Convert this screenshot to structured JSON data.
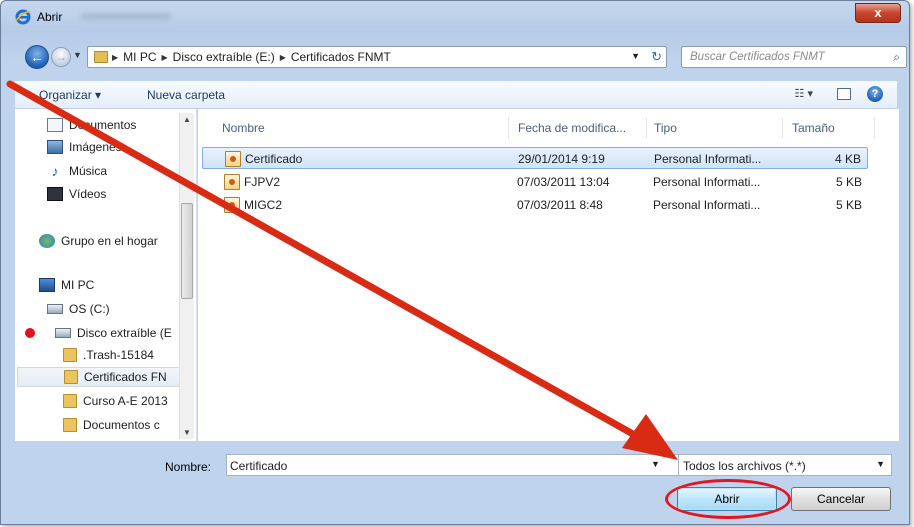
{
  "window": {
    "title": "Abrir",
    "close_label": "x"
  },
  "nav": {
    "back_glyph": "←",
    "forward_glyph": "→",
    "history_glyph": "▼",
    "breadcrumbs": [
      "MI PC",
      "Disco extraíble (E:)",
      "Certificados FNMT"
    ],
    "crumb_separator": "▶",
    "dropdown_glyph": "▼",
    "refresh_glyph": "↻",
    "search_placeholder": "Buscar Certificados FNMT",
    "search_glyph": "⌕"
  },
  "toolbar": {
    "organize": "Organizar ▾",
    "new_folder": "Nueva carpeta",
    "views_glyph": "☷ ▾",
    "help": "?"
  },
  "sidebar": {
    "items": [
      {
        "label": "Documentos",
        "icon": "documents-icon"
      },
      {
        "label": "Imágenes",
        "icon": "pictures-icon"
      },
      {
        "label": "Música",
        "icon": "music-icon",
        "glyph": "♪"
      },
      {
        "label": "Vídeos",
        "icon": "videos-icon"
      },
      {
        "label": "Grupo en el hogar",
        "icon": "homegroup-icon"
      },
      {
        "label": "MI PC",
        "icon": "computer-icon"
      },
      {
        "label": "OS (C:)",
        "icon": "drive-icon"
      },
      {
        "label": "Disco extraíble (E",
        "icon": "removable-drive-icon"
      },
      {
        "label": ".Trash-15184",
        "icon": "folder-icon"
      },
      {
        "label": "Certificados FN",
        "icon": "folder-icon"
      },
      {
        "label": "Curso A-E 2013",
        "icon": "folder-icon"
      },
      {
        "label": "Documentos c",
        "icon": "folder-icon"
      }
    ],
    "scroll_up": "▲",
    "scroll_down": "▼"
  },
  "files": {
    "columns": [
      "Nombre",
      "Fecha de modifica...",
      "Tipo",
      "Tamaño"
    ],
    "rows": [
      {
        "name": "Certificado",
        "date": "29/01/2014 9:19",
        "type": "Personal Informati...",
        "size": "4 KB"
      },
      {
        "name": "FJPV2",
        "date": "07/03/2011 13:04",
        "type": "Personal Informati...",
        "size": "5 KB"
      },
      {
        "name": "MIGC2",
        "date": "07/03/2011 8:48",
        "type": "Personal Informati...",
        "size": "5 KB"
      }
    ]
  },
  "footer": {
    "name_label": "Nombre:",
    "name_value": "Certificado",
    "dropdown_glyph": "▼",
    "file_type": "Todos los archivos (*.*)",
    "open_button": "Abrir",
    "cancel_button": "Cancelar"
  },
  "annotations": {
    "arrow_color": "#d92a14",
    "marker_color": "#e2111d"
  }
}
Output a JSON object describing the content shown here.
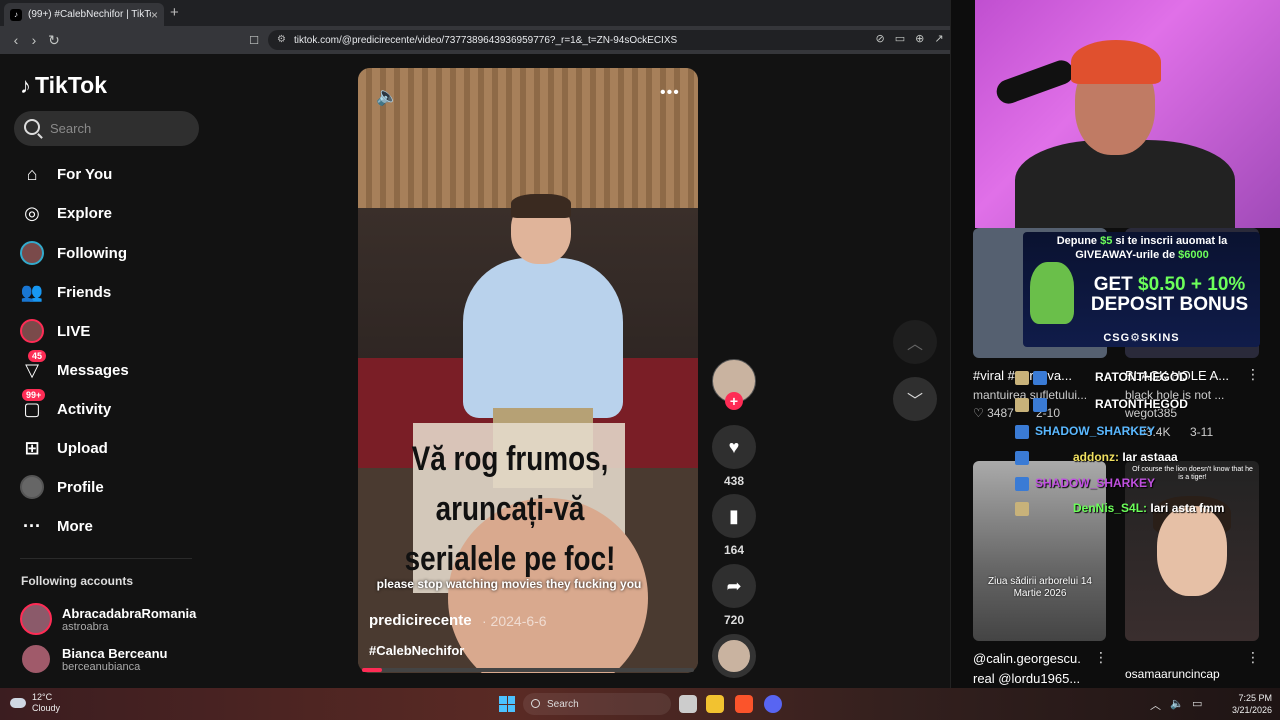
{
  "browser": {
    "tab_title": "(99+) #CalebNechifor | TikTok",
    "tab_close": "×",
    "new_tab": "+",
    "url": "tiktok.com/@predicirecente/video/7377389643936959776?_r=1&_t=ZN-94sOckECIXS"
  },
  "sidebar": {
    "logo": "TikTok",
    "search_placeholder": "Search",
    "nav": [
      {
        "label": "For You",
        "icon": "home-icon"
      },
      {
        "label": "Explore",
        "icon": "compass-icon"
      },
      {
        "label": "Following",
        "icon": "following-avatar-icon"
      },
      {
        "label": "Friends",
        "icon": "friends-icon"
      },
      {
        "label": "LIVE",
        "icon": "live-avatar-icon"
      },
      {
        "label": "Messages",
        "icon": "messages-icon",
        "badge": "45"
      },
      {
        "label": "Activity",
        "icon": "activity-icon",
        "badge": "99+"
      },
      {
        "label": "Upload",
        "icon": "upload-icon"
      },
      {
        "label": "Profile",
        "icon": "profile-avatar-icon"
      },
      {
        "label": "More",
        "icon": "more-icon"
      }
    ],
    "following_title": "Following accounts",
    "accounts": [
      {
        "name": "AbracadabraRomania",
        "handle": "astroabra"
      },
      {
        "name": "Bianca Berceanu",
        "handle": "berceanubianca"
      }
    ]
  },
  "video": {
    "overlay_text": [
      "Vă rog frumos,",
      "aruncați-vă",
      "serialele pe foc!"
    ],
    "subtitle": "please stop watching movies they fucking you",
    "author": "predicirecente",
    "date": "· 2024-6-6",
    "hashtag": "#CalebNechifor",
    "progress": 0.06,
    "likes": "438",
    "saves": "164",
    "shares": "720"
  },
  "stream": {
    "promo_top_1": "Depune ",
    "promo_top_amount": "$5",
    "promo_top_2": " si te inscrii auomat la",
    "promo_top_3": "GIVEAWAY-urile de ",
    "promo_top_amount2": "$6000",
    "promo_big_1": "GET ",
    "promo_big_amount": "$0.50 + 10%",
    "promo_big_2": "DEPOSIT BONUS",
    "promo_brand": "CSG⚙SKINS",
    "grid": [
      {
        "title": "#viral #nervuva...",
        "sub": "mantuirea sufletului...",
        "likes": "3487"
      },
      {
        "title": "BLACK HOLE A...",
        "sub": "black hole is not ...",
        "author": "wegot385",
        "likes": "33.4K"
      },
      {
        "title": "@calin.georgescu.",
        "sub": "real @lordu1965...",
        "caption": "Ziua sădirii arborelui 14 Martie 2026"
      },
      {
        "title": "osamaaruncincap",
        "caption": "Of course the lion doesn't know that he is a tiger!"
      }
    ],
    "chat": [
      {
        "user": "RATONTHEGOD",
        "text": ""
      },
      {
        "user": "RATONTHEGOD",
        "text": ""
      },
      {
        "user": "SHADOW_SHARKEY",
        "text": ""
      },
      {
        "user": "addonz:",
        "text": "Iar astaaa"
      },
      {
        "user": "SHADOW_SHARKEY",
        "text": ""
      },
      {
        "user": "DenNis_S4L:",
        "text": "Iari asta fmm"
      }
    ],
    "partial_date": "2-10",
    "partial_date2": "3-11"
  },
  "taskbar": {
    "temp": "12°C",
    "weather": "Cloudy",
    "search": "Search",
    "time": "7:25 PM",
    "date": "3/21/2026"
  },
  "colors": {
    "accent": "#fe2c55",
    "sidebar_bg": "#121212",
    "promo_green": "#6cff5a"
  }
}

# # #

The records above must be retyped exactly. Please omit the pictures.

→ SOLUTION TO THE EXERCISE:
Convert this screenshot to structured JSON data.
{
  "window": {
    "title": "Abrir",
    "close_label": "x"
  },
  "nav": {
    "back_glyph": "←",
    "forward_glyph": "→",
    "history_glyph": "▼",
    "breadcrumbs": [
      "MI PC",
      "Disco extraíble (E:)",
      "Certificados FNMT"
    ],
    "crumb_separator": "▶",
    "dropdown_glyph": "▼",
    "refresh_glyph": "↻",
    "search_placeholder": "Buscar Certificados FNMT",
    "search_glyph": "⌕"
  },
  "toolbar": {
    "organize": "Organizar ▾",
    "new_folder": "Nueva carpeta",
    "views_glyph": "☷ ▾",
    "help": "?"
  },
  "sidebar": {
    "items": [
      {
        "label": "Documentos",
        "icon": "documents-icon"
      },
      {
        "label": "Imágenes",
        "icon": "pictures-icon"
      },
      {
        "label": "Música",
        "icon": "music-icon",
        "glyph": "♪"
      },
      {
        "label": "Vídeos",
        "icon": "videos-icon"
      },
      {
        "label": "Grupo en el hogar",
        "icon": "homegroup-icon"
      },
      {
        "label": "MI PC",
        "icon": "computer-icon"
      },
      {
        "label": "OS (C:)",
        "icon": "drive-icon"
      },
      {
        "label": "Disco extraíble (E",
        "icon": "removable-drive-icon"
      },
      {
        "label": ".Trash-15184",
        "icon": "folder-icon"
      },
      {
        "label": "Certificados FN",
        "icon": "folder-icon"
      },
      {
        "label": "Curso A-E 2013",
        "icon": "folder-icon"
      },
      {
        "label": "Documentos c",
        "icon": "folder-icon"
      }
    ],
    "scroll_up": "▲",
    "scroll_down": "▼"
  },
  "files": {
    "columns": [
      "Nombre",
      "Fecha de modifica...",
      "Tipo",
      "Tamaño"
    ],
    "rows": [
      {
        "name": "Certificado",
        "date": "29/01/2014 9:19",
        "type": "Personal Informati...",
        "size": "4 KB"
      },
      {
        "name": "FJPV2",
        "date": "07/03/2011 13:04",
        "type": "Personal Informati...",
        "size": "5 KB"
      },
      {
        "name": "MIGC2",
        "date": "07/03/2011 8:48",
        "type": "Personal Informati...",
        "size": "5 KB"
      }
    ]
  },
  "footer": {
    "name_label": "Nombre:",
    "name_value": "Certificado",
    "dropdown_glyph": "▼",
    "file_type": "Todos los archivos (*.*)",
    "open_button": "Abrir",
    "cancel_button": "Cancelar"
  },
  "annotations": {
    "arrow_color": "#d92a14",
    "marker_color": "#e2111d"
  }
}
Output a JSON object describing the content shown here.
{
  "browser": {
    "tab_title": "(99+) #CalebNechifor | TikTok",
    "tab_close": "×",
    "new_tab": "+",
    "url": "tiktok.com/@predicirecente/video/7377389643936959776?_r=1&_t=ZN-94sOckECIXS"
  },
  "sidebar": {
    "logo": "TikTok",
    "search_placeholder": "Search",
    "nav": [
      {
        "label": "For You",
        "icon": "home-icon"
      },
      {
        "label": "Explore",
        "icon": "compass-icon"
      },
      {
        "label": "Following",
        "icon": "following-avatar-icon"
      },
      {
        "label": "Friends",
        "icon": "friends-icon"
      },
      {
        "label": "LIVE",
        "icon": "live-avatar-icon"
      },
      {
        "label": "Messages",
        "icon": "messages-icon",
        "badge": "45"
      },
      {
        "label": "Activity",
        "icon": "activity-icon",
        "badge": "99+"
      },
      {
        "label": "Upload",
        "icon": "upload-icon"
      },
      {
        "label": "Profile",
        "icon": "profile-avatar-icon"
      },
      {
        "label": "More",
        "icon": "more-icon"
      }
    ],
    "following_title": "Following accounts",
    "accounts": [
      {
        "name": "AbracadabraRomania",
        "handle": "astroabra"
      },
      {
        "name": "Bianca Berceanu",
        "handle": "berceanubianca"
      }
    ]
  },
  "video": {
    "overlay_text": [
      "Vă rog frumos,",
      "aruncați-vă",
      "serialele pe foc!"
    ],
    "subtitle": "please stop watching movies they fucking you",
    "author": "predicirecente",
    "date": "· 2024-6-6",
    "hashtag": "#CalebNechifor",
    "progress": 0.06,
    "likes": "438",
    "saves": "164",
    "shares": "720"
  },
  "stream": {
    "promo_top_1": "Depune ",
    "promo_top_amount": "$5",
    "promo_top_2": " si te inscrii auomat la",
    "promo_top_3": "GIVEAWAY-urile de ",
    "promo_top_amount2": "$6000",
    "promo_big_1": "GET ",
    "promo_big_amount": "$0.50 + 10%",
    "promo_big_2": "DEPOSIT BONUS",
    "promo_brand": "CSG⚙SKINS",
    "grid": [
      {
        "title": "#viral #nervuva...",
        "sub": "mantuirea sufletului...",
        "likes": "3487"
      },
      {
        "title": "BLACK HOLE A...",
        "sub": "black hole is not ...",
        "author": "wegot385",
        "likes": "33.4K"
      },
      {
        "title": "@calin.georgescu.",
        "sub": "real @lordu1965...",
        "caption": "Ziua sădirii arborelui 14 Martie 2026"
      },
      {
        "title": "osamaaruncincap",
        "caption": "Of course the lion doesn't know that he is a tiger!"
      }
    ],
    "chat": [
      {
        "user": "RATONTHEGOD",
        "text": ""
      },
      {
        "user": "RATONTHEGOD",
        "text": ""
      },
      {
        "user": "SHADOW_SHARKEY",
        "text": ""
      },
      {
        "user": "addonz:",
        "text": "Iar astaaa"
      },
      {
        "user": "SHADOW_SHARKEY",
        "text": ""
      },
      {
        "user": "DenNis_S4L:",
        "text": "Iari asta fmm"
      }
    ],
    "partial_date": "2-10",
    "partial_date2": "3-11"
  },
  "taskbar": {
    "temp": "12°C",
    "weather": "Cloudy",
    "search": "Search",
    "time": "7:25 PM",
    "date": "3/21/2026"
  },
  "colors": {
    "accent": "#fe2c55",
    "sidebar_bg": "#121212",
    "promo_green": "#6cff5a"
  }
}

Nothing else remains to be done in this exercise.